◆ SET TASK
Update the records below by replacing every "tree-item" with "tree-node" and keeping everything else unchanged. Leave the pictures out of your answer.

◆ RAW DATA
......

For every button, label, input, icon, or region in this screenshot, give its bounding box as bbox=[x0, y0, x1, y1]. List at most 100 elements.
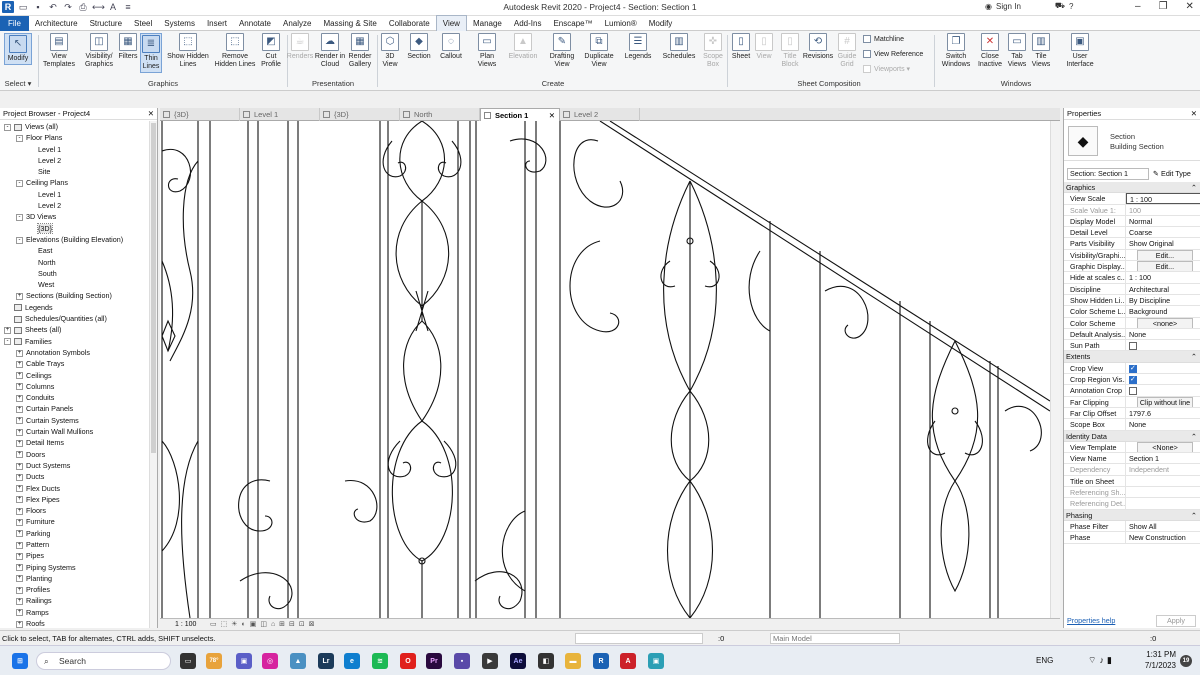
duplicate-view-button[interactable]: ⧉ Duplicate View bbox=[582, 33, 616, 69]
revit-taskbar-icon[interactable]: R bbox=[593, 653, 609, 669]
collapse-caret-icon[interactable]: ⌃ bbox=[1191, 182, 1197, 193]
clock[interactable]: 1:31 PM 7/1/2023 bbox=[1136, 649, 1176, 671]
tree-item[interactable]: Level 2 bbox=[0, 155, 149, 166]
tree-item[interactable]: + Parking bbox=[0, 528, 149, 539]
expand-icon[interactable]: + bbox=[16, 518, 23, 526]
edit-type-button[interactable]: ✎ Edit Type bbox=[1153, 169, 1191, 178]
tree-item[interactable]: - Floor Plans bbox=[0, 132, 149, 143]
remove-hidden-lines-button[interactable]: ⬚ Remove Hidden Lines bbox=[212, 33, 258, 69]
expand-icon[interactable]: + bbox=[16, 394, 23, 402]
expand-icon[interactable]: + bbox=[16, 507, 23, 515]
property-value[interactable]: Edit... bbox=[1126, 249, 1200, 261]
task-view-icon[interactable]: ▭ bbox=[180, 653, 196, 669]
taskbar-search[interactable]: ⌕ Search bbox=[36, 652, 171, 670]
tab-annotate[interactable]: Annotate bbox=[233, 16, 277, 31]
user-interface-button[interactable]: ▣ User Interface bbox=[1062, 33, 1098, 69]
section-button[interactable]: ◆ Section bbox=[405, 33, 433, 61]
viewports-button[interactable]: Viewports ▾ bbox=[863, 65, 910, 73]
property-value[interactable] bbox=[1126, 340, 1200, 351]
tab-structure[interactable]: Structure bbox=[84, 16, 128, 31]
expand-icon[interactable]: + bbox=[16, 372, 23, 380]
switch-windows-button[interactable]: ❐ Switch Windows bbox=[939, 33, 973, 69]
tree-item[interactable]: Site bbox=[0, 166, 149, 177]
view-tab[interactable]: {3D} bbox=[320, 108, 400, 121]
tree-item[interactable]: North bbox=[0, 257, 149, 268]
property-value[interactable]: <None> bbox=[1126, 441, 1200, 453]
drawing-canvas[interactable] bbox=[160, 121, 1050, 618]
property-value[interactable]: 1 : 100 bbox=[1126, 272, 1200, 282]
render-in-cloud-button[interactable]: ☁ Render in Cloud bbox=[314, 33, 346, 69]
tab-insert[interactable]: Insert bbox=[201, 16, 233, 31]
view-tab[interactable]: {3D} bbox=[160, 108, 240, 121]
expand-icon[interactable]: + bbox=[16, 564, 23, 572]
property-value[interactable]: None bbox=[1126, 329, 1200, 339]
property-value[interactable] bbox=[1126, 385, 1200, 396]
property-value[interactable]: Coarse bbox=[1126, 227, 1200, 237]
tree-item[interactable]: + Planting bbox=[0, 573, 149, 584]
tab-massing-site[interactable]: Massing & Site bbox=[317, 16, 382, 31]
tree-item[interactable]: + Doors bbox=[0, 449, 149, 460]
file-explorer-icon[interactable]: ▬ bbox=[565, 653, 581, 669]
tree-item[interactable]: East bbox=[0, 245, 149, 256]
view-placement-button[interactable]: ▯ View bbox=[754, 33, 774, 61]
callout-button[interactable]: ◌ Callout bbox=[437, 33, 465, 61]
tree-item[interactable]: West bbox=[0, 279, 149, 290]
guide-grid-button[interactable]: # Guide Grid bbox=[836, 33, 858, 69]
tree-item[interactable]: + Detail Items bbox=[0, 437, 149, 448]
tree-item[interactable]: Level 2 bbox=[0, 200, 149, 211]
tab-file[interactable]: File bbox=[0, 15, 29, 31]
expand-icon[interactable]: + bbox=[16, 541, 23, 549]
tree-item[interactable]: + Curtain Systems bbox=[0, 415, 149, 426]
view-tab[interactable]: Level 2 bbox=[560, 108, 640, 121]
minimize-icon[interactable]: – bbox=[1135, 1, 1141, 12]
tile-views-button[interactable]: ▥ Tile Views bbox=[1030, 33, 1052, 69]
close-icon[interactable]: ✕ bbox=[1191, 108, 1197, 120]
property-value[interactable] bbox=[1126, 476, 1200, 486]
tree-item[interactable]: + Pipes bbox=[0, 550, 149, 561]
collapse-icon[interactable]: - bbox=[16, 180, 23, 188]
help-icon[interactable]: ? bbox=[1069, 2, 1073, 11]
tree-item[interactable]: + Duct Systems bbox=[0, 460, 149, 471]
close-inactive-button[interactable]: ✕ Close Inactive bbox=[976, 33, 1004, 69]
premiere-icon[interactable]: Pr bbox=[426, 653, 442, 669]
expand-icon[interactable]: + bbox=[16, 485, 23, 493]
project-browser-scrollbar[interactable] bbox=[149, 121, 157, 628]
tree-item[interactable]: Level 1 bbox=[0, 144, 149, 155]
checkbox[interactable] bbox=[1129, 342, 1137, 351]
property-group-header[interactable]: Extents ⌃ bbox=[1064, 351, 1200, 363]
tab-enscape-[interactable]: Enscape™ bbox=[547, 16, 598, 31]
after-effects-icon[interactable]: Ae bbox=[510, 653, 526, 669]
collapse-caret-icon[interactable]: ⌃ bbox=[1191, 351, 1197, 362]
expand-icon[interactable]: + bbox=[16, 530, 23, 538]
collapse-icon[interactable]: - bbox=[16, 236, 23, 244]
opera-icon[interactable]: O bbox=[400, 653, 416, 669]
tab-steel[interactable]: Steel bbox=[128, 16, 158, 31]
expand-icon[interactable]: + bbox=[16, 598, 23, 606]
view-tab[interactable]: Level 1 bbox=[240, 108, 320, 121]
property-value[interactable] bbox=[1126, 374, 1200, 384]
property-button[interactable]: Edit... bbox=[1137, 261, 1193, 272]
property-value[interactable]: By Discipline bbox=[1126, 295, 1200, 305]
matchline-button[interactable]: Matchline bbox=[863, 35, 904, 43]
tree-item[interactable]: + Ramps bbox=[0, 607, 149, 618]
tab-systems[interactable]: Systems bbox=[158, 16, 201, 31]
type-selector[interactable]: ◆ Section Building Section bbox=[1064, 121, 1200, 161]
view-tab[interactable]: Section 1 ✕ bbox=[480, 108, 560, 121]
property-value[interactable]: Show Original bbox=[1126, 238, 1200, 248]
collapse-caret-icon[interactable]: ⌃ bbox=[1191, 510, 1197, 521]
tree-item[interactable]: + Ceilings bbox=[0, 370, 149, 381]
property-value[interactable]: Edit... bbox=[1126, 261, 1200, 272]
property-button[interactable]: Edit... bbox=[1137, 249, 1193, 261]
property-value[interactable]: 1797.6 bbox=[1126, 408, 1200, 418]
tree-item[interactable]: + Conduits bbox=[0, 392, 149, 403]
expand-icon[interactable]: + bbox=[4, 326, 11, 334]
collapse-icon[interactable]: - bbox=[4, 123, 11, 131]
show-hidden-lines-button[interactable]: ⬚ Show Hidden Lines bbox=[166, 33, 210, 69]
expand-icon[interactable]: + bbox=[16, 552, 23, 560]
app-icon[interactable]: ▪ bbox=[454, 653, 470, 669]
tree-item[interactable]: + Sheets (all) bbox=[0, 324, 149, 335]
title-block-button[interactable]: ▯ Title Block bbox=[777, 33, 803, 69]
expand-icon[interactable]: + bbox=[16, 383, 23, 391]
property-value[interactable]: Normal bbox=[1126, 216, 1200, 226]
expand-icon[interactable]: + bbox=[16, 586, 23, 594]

......

◆ TASK SOLUTION
For every button, label, input, icon, or region in this screenshot, give its bounding box as bbox=[x0, y0, x1, y1]. List at most 100 elements.
duplicate-view-button[interactable]: ⧉ Duplicate View bbox=[582, 33, 616, 69]
revit-taskbar-icon[interactable]: R bbox=[593, 653, 609, 669]
collapse-caret-icon[interactable]: ⌃ bbox=[1191, 182, 1197, 193]
clock[interactable]: 1:31 PM 7/1/2023 bbox=[1136, 649, 1176, 671]
tree-node[interactable]: Level 2 bbox=[0, 155, 149, 166]
tree-node[interactable]: + Parking bbox=[0, 528, 149, 539]
expand-icon[interactable]: + bbox=[16, 518, 23, 526]
edit-type-button[interactable]: ✎ Edit Type bbox=[1153, 169, 1191, 178]
tree-node[interactable]: - Floor Plans bbox=[0, 132, 149, 143]
remove-hidden-lines-button[interactable]: ⬚ Remove Hidden Lines bbox=[212, 33, 258, 69]
expand-icon[interactable]: + bbox=[16, 394, 23, 402]
expand-icon[interactable]: + bbox=[16, 507, 23, 515]
property-value[interactable]: Edit... bbox=[1126, 249, 1200, 261]
task-view-icon[interactable]: ▭ bbox=[180, 653, 196, 669]
taskbar-search[interactable]: ⌕ Search bbox=[36, 652, 171, 670]
tab-annotate[interactable]: Annotate bbox=[233, 16, 277, 31]
user-interface-button[interactable]: ▣ User Interface bbox=[1062, 33, 1098, 69]
section-button[interactable]: ◆ Section bbox=[405, 33, 433, 61]
viewports-button[interactable]: Viewports ▾ bbox=[863, 65, 910, 73]
property-value[interactable] bbox=[1126, 340, 1200, 351]
tab-structure[interactable]: Structure bbox=[84, 16, 128, 31]
expand-icon[interactable]: + bbox=[16, 372, 23, 380]
switch-windows-button[interactable]: ❐ Switch Windows bbox=[939, 33, 973, 69]
tree-node[interactable]: Site bbox=[0, 166, 149, 177]
view-tab[interactable]: {3D} bbox=[320, 108, 400, 121]
tree-node[interactable]: North bbox=[0, 257, 149, 268]
property-value[interactable]: <None> bbox=[1126, 441, 1200, 453]
drawing-canvas[interactable] bbox=[160, 121, 1050, 618]
property-value[interactable]: 1 : 100 bbox=[1126, 272, 1200, 282]
render-in-cloud-button[interactable]: ☁ Render in Cloud bbox=[314, 33, 346, 69]
tab-insert[interactable]: Insert bbox=[201, 16, 233, 31]
view-tab[interactable]: {3D} bbox=[160, 108, 240, 121]
expand-icon[interactable]: + bbox=[16, 564, 23, 572]
property-value[interactable]: None bbox=[1126, 329, 1200, 339]
property-value[interactable] bbox=[1126, 385, 1200, 396]
property-value[interactable]: Coarse bbox=[1126, 227, 1200, 237]
tree-node[interactable]: + Planting bbox=[0, 573, 149, 584]
tab-massing-site[interactable]: Massing & Site bbox=[317, 16, 382, 31]
tree-node[interactable]: + Doors bbox=[0, 449, 149, 460]
file-explorer-icon[interactable]: ▬ bbox=[565, 653, 581, 669]
tree-node[interactable]: East bbox=[0, 245, 149, 256]
view-placement-button[interactable]: ▯ View bbox=[754, 33, 774, 61]
callout-button[interactable]: ◌ Callout bbox=[437, 33, 465, 61]
tree-node[interactable]: West bbox=[0, 279, 149, 290]
guide-grid-button[interactable]: # Guide Grid bbox=[836, 33, 858, 69]
tree-node[interactable]: + Detail Items bbox=[0, 437, 149, 448]
tree-node[interactable]: Level 2 bbox=[0, 200, 149, 211]
tab-file[interactable]: File bbox=[0, 15, 29, 31]
expand-icon[interactable]: + bbox=[16, 541, 23, 549]
tree-node[interactable]: + Curtain Systems bbox=[0, 415, 149, 426]
view-tab[interactable]: Level 2 bbox=[560, 108, 640, 121]
minimize-icon[interactable]: – bbox=[1135, 1, 1141, 12]
tile-views-button[interactable]: ▥ Tile Views bbox=[1030, 33, 1052, 69]
close-icon[interactable]: ✕ bbox=[1191, 108, 1197, 120]
property-value[interactable] bbox=[1126, 476, 1200, 486]
tree-node[interactable]: + Pipes bbox=[0, 550, 149, 561]
collapse-icon[interactable]: - bbox=[16, 180, 23, 188]
help-icon[interactable]: ? bbox=[1069, 2, 1073, 11]
tree-node[interactable]: + Duct Systems bbox=[0, 460, 149, 471]
close-inactive-button[interactable]: ✕ Close Inactive bbox=[976, 33, 1004, 69]
premiere-icon[interactable]: Pr bbox=[426, 653, 442, 669]
expand-icon[interactable]: + bbox=[16, 485, 23, 493]
project-browser-scrollbar[interactable] bbox=[149, 121, 157, 628]
tree-node[interactable]: Level 1 bbox=[0, 144, 149, 155]
checkbox[interactable] bbox=[1129, 342, 1137, 351]
property-group-header[interactable]: Extents ⌃ bbox=[1064, 351, 1200, 363]
tab-enscape-[interactable]: Enscape™ bbox=[547, 16, 598, 31]
after-effects-icon[interactable]: Ae bbox=[510, 653, 526, 669]
collapse-caret-icon[interactable]: ⌃ bbox=[1191, 351, 1197, 362]
expand-icon[interactable]: + bbox=[16, 530, 23, 538]
collapse-icon[interactable]: - bbox=[16, 236, 23, 244]
opera-icon[interactable]: O bbox=[400, 653, 416, 669]
tab-steel[interactable]: Steel bbox=[128, 16, 158, 31]
expand-icon[interactable]: + bbox=[16, 598, 23, 606]
view-tab[interactable]: Level 1 bbox=[240, 108, 320, 121]
property-value[interactable] bbox=[1126, 374, 1200, 384]
property-button[interactable]: Edit... bbox=[1137, 261, 1193, 272]
property-value[interactable]: By Discipline bbox=[1126, 295, 1200, 305]
matchline-button[interactable]: Matchline bbox=[863, 35, 904, 43]
tree-node[interactable]: + Ramps bbox=[0, 607, 149, 618]
tab-systems[interactable]: Systems bbox=[158, 16, 201, 31]
type-selector[interactable]: ◆ Section Building Section bbox=[1064, 121, 1200, 161]
view-tab[interactable]: Section 1 ✕ bbox=[480, 108, 560, 121]
property-value[interactable]: Show Original bbox=[1126, 238, 1200, 248]
collapse-caret-icon[interactable]: ⌃ bbox=[1191, 510, 1197, 521]
tree-node[interactable]: + Ceilings bbox=[0, 370, 149, 381]
property-value[interactable]: Edit... bbox=[1126, 261, 1200, 272]
property-button[interactable]: Edit... bbox=[1137, 249, 1193, 261]
property-value[interactable]: 1797.6 bbox=[1126, 408, 1200, 418]
tree-node[interactable]: + Conduits bbox=[0, 392, 149, 403]
expand-icon[interactable]: + bbox=[4, 326, 11, 334]
collapse-icon[interactable]: - bbox=[4, 123, 11, 131]
show-hidden-lines-button[interactable]: ⬚ Show Hidden Lines bbox=[166, 33, 210, 69]
expand-icon[interactable]: + bbox=[16, 552, 23, 560]
app-icon[interactable]: ▪ bbox=[454, 653, 470, 669]
tree-node[interactable]: + Sheets (all) bbox=[0, 324, 149, 335]
title-block-button[interactable]: ▯ Title Block bbox=[777, 33, 803, 69]
expand-icon[interactable]: + bbox=[16, 383, 23, 391]
property-value[interactable]: Normal bbox=[1126, 216, 1200, 226]
expand-icon[interactable]: + bbox=[16, 586, 23, 594]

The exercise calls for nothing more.